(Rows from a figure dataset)
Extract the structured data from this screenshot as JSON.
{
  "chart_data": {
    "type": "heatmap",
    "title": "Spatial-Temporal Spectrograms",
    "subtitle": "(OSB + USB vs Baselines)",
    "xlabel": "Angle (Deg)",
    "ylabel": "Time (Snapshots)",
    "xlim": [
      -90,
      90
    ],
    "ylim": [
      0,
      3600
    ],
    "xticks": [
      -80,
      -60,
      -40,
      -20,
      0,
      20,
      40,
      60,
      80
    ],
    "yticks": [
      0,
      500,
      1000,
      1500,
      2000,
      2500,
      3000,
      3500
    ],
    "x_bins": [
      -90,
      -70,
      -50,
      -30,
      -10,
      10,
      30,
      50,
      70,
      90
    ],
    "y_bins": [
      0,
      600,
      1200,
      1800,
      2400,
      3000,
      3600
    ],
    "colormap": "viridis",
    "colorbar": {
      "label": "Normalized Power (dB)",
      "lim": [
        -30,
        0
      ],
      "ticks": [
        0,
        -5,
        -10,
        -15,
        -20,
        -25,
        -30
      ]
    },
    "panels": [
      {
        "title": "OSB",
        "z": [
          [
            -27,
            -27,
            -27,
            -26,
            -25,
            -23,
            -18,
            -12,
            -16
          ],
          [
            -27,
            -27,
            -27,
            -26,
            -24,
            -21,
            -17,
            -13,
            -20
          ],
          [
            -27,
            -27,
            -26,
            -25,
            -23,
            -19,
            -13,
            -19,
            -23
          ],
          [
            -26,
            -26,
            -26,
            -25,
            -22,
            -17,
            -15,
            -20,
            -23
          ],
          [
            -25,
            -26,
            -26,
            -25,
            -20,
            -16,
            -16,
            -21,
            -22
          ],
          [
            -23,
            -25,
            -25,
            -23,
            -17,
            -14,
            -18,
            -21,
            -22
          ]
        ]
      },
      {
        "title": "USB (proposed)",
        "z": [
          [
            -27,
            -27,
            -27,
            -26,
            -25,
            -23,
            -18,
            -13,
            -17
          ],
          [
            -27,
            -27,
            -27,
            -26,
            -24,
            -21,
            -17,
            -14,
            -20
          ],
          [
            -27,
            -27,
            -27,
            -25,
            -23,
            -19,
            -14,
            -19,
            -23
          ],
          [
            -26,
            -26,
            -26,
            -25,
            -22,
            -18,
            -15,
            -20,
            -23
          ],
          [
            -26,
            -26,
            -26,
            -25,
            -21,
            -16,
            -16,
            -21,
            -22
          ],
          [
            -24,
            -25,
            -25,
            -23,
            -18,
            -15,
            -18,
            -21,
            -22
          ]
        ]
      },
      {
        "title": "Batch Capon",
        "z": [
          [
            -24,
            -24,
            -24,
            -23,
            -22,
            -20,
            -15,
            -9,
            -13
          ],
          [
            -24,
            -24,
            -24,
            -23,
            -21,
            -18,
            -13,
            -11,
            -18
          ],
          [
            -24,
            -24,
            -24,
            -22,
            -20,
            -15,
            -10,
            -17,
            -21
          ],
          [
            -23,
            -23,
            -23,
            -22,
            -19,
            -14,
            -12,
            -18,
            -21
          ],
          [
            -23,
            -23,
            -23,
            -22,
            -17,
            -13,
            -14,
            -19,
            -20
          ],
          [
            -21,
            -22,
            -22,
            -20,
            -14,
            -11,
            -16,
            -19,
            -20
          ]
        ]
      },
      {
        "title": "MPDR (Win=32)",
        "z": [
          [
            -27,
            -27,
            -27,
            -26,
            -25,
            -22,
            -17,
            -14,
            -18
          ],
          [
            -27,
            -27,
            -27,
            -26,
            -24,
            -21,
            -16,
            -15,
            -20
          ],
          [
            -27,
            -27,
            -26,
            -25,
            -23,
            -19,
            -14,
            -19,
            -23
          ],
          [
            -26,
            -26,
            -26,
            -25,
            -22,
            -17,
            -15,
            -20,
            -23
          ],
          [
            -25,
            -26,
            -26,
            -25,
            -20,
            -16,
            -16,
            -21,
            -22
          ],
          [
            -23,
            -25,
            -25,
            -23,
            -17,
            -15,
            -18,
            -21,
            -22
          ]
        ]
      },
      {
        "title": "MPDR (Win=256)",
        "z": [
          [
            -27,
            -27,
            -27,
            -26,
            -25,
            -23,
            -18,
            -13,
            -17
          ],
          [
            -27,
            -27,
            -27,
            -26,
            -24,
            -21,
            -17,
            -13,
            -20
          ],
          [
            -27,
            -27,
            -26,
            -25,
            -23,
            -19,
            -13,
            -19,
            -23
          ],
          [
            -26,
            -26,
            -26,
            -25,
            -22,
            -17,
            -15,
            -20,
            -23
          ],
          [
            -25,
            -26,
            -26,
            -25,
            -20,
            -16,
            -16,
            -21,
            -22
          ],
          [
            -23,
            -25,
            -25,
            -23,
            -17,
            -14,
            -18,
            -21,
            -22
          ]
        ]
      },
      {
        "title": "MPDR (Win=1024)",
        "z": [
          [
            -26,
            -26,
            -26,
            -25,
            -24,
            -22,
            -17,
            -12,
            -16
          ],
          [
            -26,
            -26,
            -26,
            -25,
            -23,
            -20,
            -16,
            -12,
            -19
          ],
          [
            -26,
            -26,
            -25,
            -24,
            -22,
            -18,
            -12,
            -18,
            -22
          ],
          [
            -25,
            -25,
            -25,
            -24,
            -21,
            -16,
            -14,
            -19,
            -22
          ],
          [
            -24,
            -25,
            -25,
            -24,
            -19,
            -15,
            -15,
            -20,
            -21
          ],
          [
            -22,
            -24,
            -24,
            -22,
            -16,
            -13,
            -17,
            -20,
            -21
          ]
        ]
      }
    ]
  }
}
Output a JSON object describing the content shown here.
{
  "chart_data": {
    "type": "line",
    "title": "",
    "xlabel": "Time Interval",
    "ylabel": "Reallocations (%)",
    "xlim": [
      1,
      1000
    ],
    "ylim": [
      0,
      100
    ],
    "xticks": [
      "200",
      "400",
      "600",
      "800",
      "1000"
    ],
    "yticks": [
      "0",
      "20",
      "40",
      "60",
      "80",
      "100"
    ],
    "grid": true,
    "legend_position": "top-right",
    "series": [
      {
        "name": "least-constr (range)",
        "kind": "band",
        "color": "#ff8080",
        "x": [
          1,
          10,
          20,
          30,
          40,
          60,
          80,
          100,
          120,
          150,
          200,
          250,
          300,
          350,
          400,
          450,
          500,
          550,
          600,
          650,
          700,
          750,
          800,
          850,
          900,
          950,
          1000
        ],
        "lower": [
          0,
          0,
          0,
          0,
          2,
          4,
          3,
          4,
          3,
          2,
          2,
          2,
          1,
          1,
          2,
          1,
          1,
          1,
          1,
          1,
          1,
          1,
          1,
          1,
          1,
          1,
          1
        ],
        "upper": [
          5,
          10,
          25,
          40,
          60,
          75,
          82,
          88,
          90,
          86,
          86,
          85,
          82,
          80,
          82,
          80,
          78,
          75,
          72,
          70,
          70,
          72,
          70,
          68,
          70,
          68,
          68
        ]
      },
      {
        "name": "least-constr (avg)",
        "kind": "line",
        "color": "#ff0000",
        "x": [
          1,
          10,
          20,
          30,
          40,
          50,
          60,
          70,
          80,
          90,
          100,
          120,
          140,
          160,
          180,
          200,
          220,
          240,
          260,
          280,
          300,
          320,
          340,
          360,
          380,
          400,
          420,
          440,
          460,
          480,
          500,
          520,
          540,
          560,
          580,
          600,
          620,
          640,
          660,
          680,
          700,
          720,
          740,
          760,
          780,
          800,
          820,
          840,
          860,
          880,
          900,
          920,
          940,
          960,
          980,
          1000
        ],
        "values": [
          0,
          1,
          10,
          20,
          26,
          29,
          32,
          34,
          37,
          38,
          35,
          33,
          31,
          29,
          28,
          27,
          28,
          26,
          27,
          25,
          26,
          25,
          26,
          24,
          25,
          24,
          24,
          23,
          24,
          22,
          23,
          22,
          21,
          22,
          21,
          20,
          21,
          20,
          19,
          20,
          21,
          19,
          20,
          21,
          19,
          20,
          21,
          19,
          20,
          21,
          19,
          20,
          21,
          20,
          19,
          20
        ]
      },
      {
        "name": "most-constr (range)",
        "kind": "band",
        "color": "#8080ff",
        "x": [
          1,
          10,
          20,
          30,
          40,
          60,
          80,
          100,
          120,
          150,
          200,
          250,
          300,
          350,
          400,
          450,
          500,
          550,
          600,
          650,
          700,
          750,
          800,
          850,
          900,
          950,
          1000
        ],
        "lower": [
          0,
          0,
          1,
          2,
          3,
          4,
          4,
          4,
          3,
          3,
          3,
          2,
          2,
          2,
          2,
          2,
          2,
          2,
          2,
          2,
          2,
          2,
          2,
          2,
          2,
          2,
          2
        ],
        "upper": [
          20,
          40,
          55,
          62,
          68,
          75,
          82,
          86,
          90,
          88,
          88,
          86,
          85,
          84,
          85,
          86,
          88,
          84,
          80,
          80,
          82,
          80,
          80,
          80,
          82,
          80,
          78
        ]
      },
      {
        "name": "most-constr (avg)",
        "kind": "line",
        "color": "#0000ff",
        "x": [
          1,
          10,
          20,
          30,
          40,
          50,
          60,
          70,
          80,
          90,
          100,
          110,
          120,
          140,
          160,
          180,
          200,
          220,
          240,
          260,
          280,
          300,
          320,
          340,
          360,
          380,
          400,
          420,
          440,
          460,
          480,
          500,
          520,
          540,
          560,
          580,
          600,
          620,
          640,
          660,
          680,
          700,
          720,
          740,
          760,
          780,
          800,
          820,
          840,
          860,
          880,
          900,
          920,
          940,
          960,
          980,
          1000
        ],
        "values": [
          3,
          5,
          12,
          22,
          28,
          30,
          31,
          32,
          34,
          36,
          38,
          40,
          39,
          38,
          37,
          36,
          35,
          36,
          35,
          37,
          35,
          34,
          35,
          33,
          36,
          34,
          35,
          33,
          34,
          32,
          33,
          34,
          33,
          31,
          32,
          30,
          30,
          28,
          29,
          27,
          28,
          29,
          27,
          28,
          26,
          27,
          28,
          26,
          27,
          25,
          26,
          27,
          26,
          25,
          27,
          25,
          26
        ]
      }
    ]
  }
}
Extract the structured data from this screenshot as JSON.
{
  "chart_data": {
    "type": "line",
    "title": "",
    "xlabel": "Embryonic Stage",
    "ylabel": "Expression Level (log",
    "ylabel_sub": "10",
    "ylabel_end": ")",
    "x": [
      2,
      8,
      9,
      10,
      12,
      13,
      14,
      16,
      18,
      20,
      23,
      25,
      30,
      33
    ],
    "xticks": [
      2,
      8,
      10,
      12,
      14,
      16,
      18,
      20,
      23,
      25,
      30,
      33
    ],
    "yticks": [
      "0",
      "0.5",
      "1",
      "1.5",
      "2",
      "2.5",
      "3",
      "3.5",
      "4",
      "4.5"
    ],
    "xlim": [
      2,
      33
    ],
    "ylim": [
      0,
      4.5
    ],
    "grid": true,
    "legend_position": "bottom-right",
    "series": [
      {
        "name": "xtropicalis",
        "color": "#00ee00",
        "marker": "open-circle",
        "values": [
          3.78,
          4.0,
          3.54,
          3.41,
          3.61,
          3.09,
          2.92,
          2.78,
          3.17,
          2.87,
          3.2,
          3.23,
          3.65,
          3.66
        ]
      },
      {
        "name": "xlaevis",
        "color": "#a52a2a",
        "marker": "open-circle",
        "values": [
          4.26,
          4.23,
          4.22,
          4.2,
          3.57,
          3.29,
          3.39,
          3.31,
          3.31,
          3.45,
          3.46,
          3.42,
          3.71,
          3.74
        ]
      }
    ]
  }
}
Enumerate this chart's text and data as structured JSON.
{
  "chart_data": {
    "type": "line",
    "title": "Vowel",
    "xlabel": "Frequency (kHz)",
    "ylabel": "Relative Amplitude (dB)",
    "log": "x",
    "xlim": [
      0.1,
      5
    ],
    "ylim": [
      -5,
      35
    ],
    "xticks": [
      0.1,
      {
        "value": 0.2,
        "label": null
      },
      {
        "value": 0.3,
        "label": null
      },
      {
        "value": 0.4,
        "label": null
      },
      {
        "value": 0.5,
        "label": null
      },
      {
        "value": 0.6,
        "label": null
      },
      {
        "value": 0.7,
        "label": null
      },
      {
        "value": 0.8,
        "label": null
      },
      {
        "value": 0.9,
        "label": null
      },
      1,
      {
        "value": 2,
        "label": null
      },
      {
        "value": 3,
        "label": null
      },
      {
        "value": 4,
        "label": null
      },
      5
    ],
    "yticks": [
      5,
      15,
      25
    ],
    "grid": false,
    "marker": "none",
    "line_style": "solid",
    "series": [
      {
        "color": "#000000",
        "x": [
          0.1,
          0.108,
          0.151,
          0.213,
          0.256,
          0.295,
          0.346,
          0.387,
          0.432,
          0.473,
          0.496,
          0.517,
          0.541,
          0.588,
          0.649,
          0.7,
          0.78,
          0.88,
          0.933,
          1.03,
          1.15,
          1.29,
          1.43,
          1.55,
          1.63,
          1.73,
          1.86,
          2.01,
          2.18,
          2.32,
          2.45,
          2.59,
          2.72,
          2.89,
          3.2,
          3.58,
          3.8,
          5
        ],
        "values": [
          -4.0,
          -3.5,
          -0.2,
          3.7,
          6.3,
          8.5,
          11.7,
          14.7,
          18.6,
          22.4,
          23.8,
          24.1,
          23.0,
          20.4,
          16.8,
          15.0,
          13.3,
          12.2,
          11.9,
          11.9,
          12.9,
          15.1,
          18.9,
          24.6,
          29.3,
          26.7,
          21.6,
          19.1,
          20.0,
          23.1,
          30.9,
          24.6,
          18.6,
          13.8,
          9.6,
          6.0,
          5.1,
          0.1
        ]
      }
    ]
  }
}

- Task requirements
Count every line of the records that holds "constr". State the number, nothing else.

- Answer below
4